WHAT IS BEING ASKED: Only the pictures are left out: repeat the rest of the entries exactly.

TASK INPUT:
** BEGIN **

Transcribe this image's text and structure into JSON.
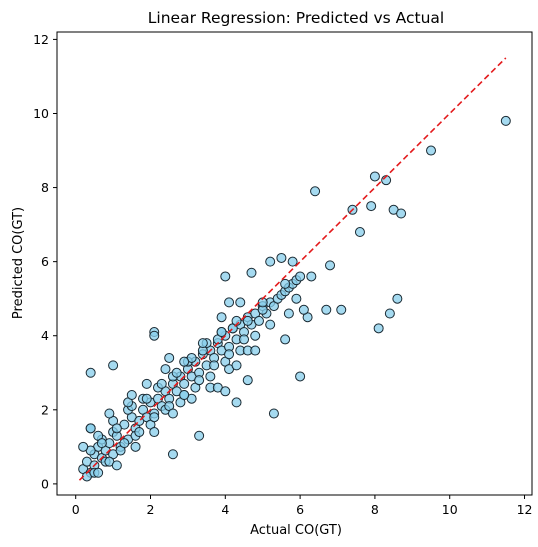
{
  "chart_data": {
    "type": "scatter",
    "title": "Linear Regression: Predicted vs Actual",
    "xlabel": "Actual CO(GT)",
    "ylabel": "Predicted CO(GT)",
    "xlim": [
      -0.5,
      12.2
    ],
    "ylim": [
      -0.3,
      12.2
    ],
    "xticks": [
      0,
      2,
      4,
      6,
      8,
      10,
      12
    ],
    "yticks": [
      0,
      2,
      4,
      6,
      8,
      10,
      12
    ],
    "grid": false,
    "point_fill": "#87CEEB",
    "point_edge": "#1a2a33",
    "reference_line": {
      "style": "dashed",
      "color": "#e31a1c",
      "from": [
        0.1,
        0.1
      ],
      "to": [
        11.5,
        11.5
      ]
    },
    "x": [
      0.2,
      0.3,
      0.4,
      0.5,
      0.5,
      0.6,
      0.7,
      0.7,
      0.8,
      0.9,
      1.0,
      1.0,
      1.1,
      1.2,
      1.3,
      1.4,
      1.5,
      1.6,
      1.7,
      1.8,
      1.9,
      2.0,
      2.1,
      2.2,
      2.3,
      2.4,
      2.5,
      2.6,
      2.7,
      2.8,
      2.9,
      3.0,
      3.1,
      3.2,
      3.3,
      3.4,
      3.5,
      3.6,
      3.7,
      3.8,
      3.9,
      4.0,
      4.1,
      4.2,
      4.3,
      4.4,
      4.5,
      4.6,
      4.7,
      4.8,
      4.9,
      5.0,
      5.1,
      5.2,
      5.3,
      5.4,
      5.5,
      5.6,
      5.7,
      5.8,
      5.9,
      6.0,
      0.4,
      0.6,
      0.8,
      1.0,
      1.2,
      1.4,
      1.6,
      1.8,
      2.0,
      2.2,
      2.4,
      2.6,
      2.8,
      3.0,
      3.2,
      3.4,
      3.6,
      3.8,
      4.0,
      4.2,
      4.4,
      4.6,
      4.8,
      5.0,
      0.3,
      0.5,
      0.7,
      0.9,
      1.1,
      1.3,
      1.5,
      1.7,
      1.9,
      2.1,
      2.3,
      2.5,
      2.7,
      2.9,
      3.1,
      3.3,
      3.5,
      3.7,
      3.9,
      4.1,
      4.3,
      4.5,
      0.4,
      0.9,
      1.4,
      1.9,
      2.4,
      2.9,
      3.4,
      3.9,
      4.4,
      0.6,
      1.1,
      1.6,
      2.1,
      2.6,
      3.1,
      3.6,
      4.1,
      4.6,
      0.2,
      0.4,
      1.0,
      0.4,
      1.5,
      2.1,
      2.1,
      2.6,
      3.3,
      2.5,
      2.9,
      3.8,
      4.0,
      4.3,
      4.6,
      5.2,
      5.3,
      5.5,
      5.8,
      5.9,
      6.0,
      6.3,
      6.4,
      6.7,
      6.8,
      7.1,
      7.4,
      7.6,
      7.9,
      8.0,
      8.1,
      8.3,
      8.4,
      8.5,
      8.6,
      8.7,
      9.5,
      11.5,
      6.2,
      5.7,
      5.6,
      5.2,
      5.0,
      4.7,
      4.8,
      5.6,
      6.1,
      4.0,
      4.1,
      3.9,
      4.3
    ],
    "y": [
      0.4,
      0.6,
      0.3,
      0.8,
      0.5,
      1.0,
      0.7,
      1.2,
      0.9,
      1.1,
      1.4,
      0.8,
      1.3,
      1.0,
      1.6,
      1.2,
      1.8,
      1.5,
      1.7,
      2.0,
      1.8,
      2.2,
      1.9,
      2.3,
      2.1,
      2.5,
      2.3,
      2.7,
      2.5,
      2.9,
      2.7,
      3.1,
      2.9,
      3.3,
      3.0,
      3.5,
      3.2,
      3.6,
      3.4,
      3.8,
      3.6,
      4.0,
      3.7,
      4.2,
      3.9,
      4.3,
      4.1,
      4.5,
      4.3,
      4.6,
      4.4,
      4.8,
      4.6,
      4.9,
      4.8,
      5.0,
      5.1,
      5.2,
      5.3,
      5.4,
      5.5,
      5.6,
      0.9,
      1.3,
      0.6,
      1.7,
      0.9,
      2.0,
      1.3,
      2.3,
      1.6,
      2.6,
      2.0,
      2.9,
      2.2,
      3.3,
      2.6,
      3.6,
      2.9,
      3.9,
      3.3,
      4.2,
      3.6,
      4.4,
      4.0,
      4.7,
      0.2,
      0.3,
      1.1,
      0.6,
      1.5,
      1.1,
      2.1,
      1.4,
      2.3,
      1.8,
      2.7,
      2.1,
      3.0,
      2.4,
      3.4,
      2.8,
      3.8,
      3.2,
      4.1,
      3.5,
      4.4,
      3.9,
      1.5,
      1.9,
      2.2,
      2.7,
      3.1,
      3.3,
      3.8,
      4.1,
      4.9,
      0.3,
      0.5,
      1.0,
      1.4,
      1.9,
      2.3,
      2.6,
      3.1,
      3.6,
      1.0,
      3.0,
      3.2,
      1.5,
      2.4,
      4.1,
      4.0,
      0.8,
      1.3,
      3.4,
      2.4,
      2.6,
      2.5,
      2.2,
      2.8,
      4.3,
      1.9,
      6.1,
      6.0,
      5.0,
      2.9,
      5.6,
      7.9,
      4.7,
      5.9,
      4.7,
      7.4,
      6.8,
      7.5,
      8.3,
      4.2,
      8.2,
      4.6,
      7.4,
      5.0,
      7.3,
      9.0,
      9.8,
      4.5,
      4.6,
      3.9,
      6.0,
      4.9,
      5.7,
      3.6,
      5.4,
      4.7,
      5.6,
      4.9,
      4.5,
      3.2
    ]
  }
}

** END **

OUTPUT FOR THIS TASK:
Transcribe this image's text and structure into JSON.
{
  "chart_data": {
    "type": "scatter",
    "title": "Linear Regression: Predicted vs Actual",
    "xlabel": "Actual CO(GT)",
    "ylabel": "Predicted CO(GT)",
    "xlim": [
      -0.5,
      12.2
    ],
    "ylim": [
      -0.3,
      12.2
    ],
    "xticks": [
      0,
      2,
      4,
      6,
      8,
      10,
      12
    ],
    "yticks": [
      0,
      2,
      4,
      6,
      8,
      10,
      12
    ],
    "grid": false,
    "point_fill": "#87CEEB",
    "point_edge": "#1a2a33",
    "reference_line": {
      "style": "dashed",
      "color": "#e31a1c",
      "from": [
        0.1,
        0.1
      ],
      "to": [
        11.5,
        11.5
      ]
    },
    "x": [
      0.2,
      0.3,
      0.4,
      0.5,
      0.5,
      0.6,
      0.7,
      0.7,
      0.8,
      0.9,
      1.0,
      1.0,
      1.1,
      1.2,
      1.3,
      1.4,
      1.5,
      1.6,
      1.7,
      1.8,
      1.9,
      2.0,
      2.1,
      2.2,
      2.3,
      2.4,
      2.5,
      2.6,
      2.7,
      2.8,
      2.9,
      3.0,
      3.1,
      3.2,
      3.3,
      3.4,
      3.5,
      3.6,
      3.7,
      3.8,
      3.9,
      4.0,
      4.1,
      4.2,
      4.3,
      4.4,
      4.5,
      4.6,
      4.7,
      4.8,
      4.9,
      5.0,
      5.1,
      5.2,
      5.3,
      5.4,
      5.5,
      5.6,
      5.7,
      5.8,
      5.9,
      6.0,
      0.4,
      0.6,
      0.8,
      1.0,
      1.2,
      1.4,
      1.6,
      1.8,
      2.0,
      2.2,
      2.4,
      2.6,
      2.8,
      3.0,
      3.2,
      3.4,
      3.6,
      3.8,
      4.0,
      4.2,
      4.4,
      4.6,
      4.8,
      5.0,
      0.3,
      0.5,
      0.7,
      0.9,
      1.1,
      1.3,
      1.5,
      1.7,
      1.9,
      2.1,
      2.3,
      2.5,
      2.7,
      2.9,
      3.1,
      3.3,
      3.5,
      3.7,
      3.9,
      4.1,
      4.3,
      4.5,
      0.4,
      0.9,
      1.4,
      1.9,
      2.4,
      2.9,
      3.4,
      3.9,
      4.4,
      0.6,
      1.1,
      1.6,
      2.1,
      2.6,
      3.1,
      3.6,
      4.1,
      4.6,
      0.2,
      0.4,
      1.0,
      0.4,
      1.5,
      2.1,
      2.1,
      2.6,
      3.3,
      2.5,
      2.9,
      3.8,
      4.0,
      4.3,
      4.6,
      5.2,
      5.3,
      5.5,
      5.8,
      5.9,
      6.0,
      6.3,
      6.4,
      6.7,
      6.8,
      7.1,
      7.4,
      7.6,
      7.9,
      8.0,
      8.1,
      8.3,
      8.4,
      8.5,
      8.6,
      8.7,
      9.5,
      11.5,
      6.2,
      5.7,
      5.6,
      5.2,
      5.0,
      4.7,
      4.8,
      5.6,
      6.1,
      4.0,
      4.1,
      3.9,
      4.3
    ],
    "y": [
      0.4,
      0.6,
      0.3,
      0.8,
      0.5,
      1.0,
      0.7,
      1.2,
      0.9,
      1.1,
      1.4,
      0.8,
      1.3,
      1.0,
      1.6,
      1.2,
      1.8,
      1.5,
      1.7,
      2.0,
      1.8,
      2.2,
      1.9,
      2.3,
      2.1,
      2.5,
      2.3,
      2.7,
      2.5,
      2.9,
      2.7,
      3.1,
      2.9,
      3.3,
      3.0,
      3.5,
      3.2,
      3.6,
      3.4,
      3.8,
      3.6,
      4.0,
      3.7,
      4.2,
      3.9,
      4.3,
      4.1,
      4.5,
      4.3,
      4.6,
      4.4,
      4.8,
      4.6,
      4.9,
      4.8,
      5.0,
      5.1,
      5.2,
      5.3,
      5.4,
      5.5,
      5.6,
      0.9,
      1.3,
      0.6,
      1.7,
      0.9,
      2.0,
      1.3,
      2.3,
      1.6,
      2.6,
      2.0,
      2.9,
      2.2,
      3.3,
      2.6,
      3.6,
      2.9,
      3.9,
      3.3,
      4.2,
      3.6,
      4.4,
      4.0,
      4.7,
      0.2,
      0.3,
      1.1,
      0.6,
      1.5,
      1.1,
      2.1,
      1.4,
      2.3,
      1.8,
      2.7,
      2.1,
      3.0,
      2.4,
      3.4,
      2.8,
      3.8,
      3.2,
      4.1,
      3.5,
      4.4,
      3.9,
      1.5,
      1.9,
      2.2,
      2.7,
      3.1,
      3.3,
      3.8,
      4.1,
      4.9,
      0.3,
      0.5,
      1.0,
      1.4,
      1.9,
      2.3,
      2.6,
      3.1,
      3.6,
      1.0,
      3.0,
      3.2,
      1.5,
      2.4,
      4.1,
      4.0,
      0.8,
      1.3,
      3.4,
      2.4,
      2.6,
      2.5,
      2.2,
      2.8,
      4.3,
      1.9,
      6.1,
      6.0,
      5.0,
      2.9,
      5.6,
      7.9,
      4.7,
      5.9,
      4.7,
      7.4,
      6.8,
      7.5,
      8.3,
      4.2,
      8.2,
      4.6,
      7.4,
      5.0,
      7.3,
      9.0,
      9.8,
      4.5,
      4.6,
      3.9,
      6.0,
      4.9,
      5.7,
      3.6,
      5.4,
      4.7,
      5.6,
      4.9,
      4.5,
      3.2
    ]
  }
}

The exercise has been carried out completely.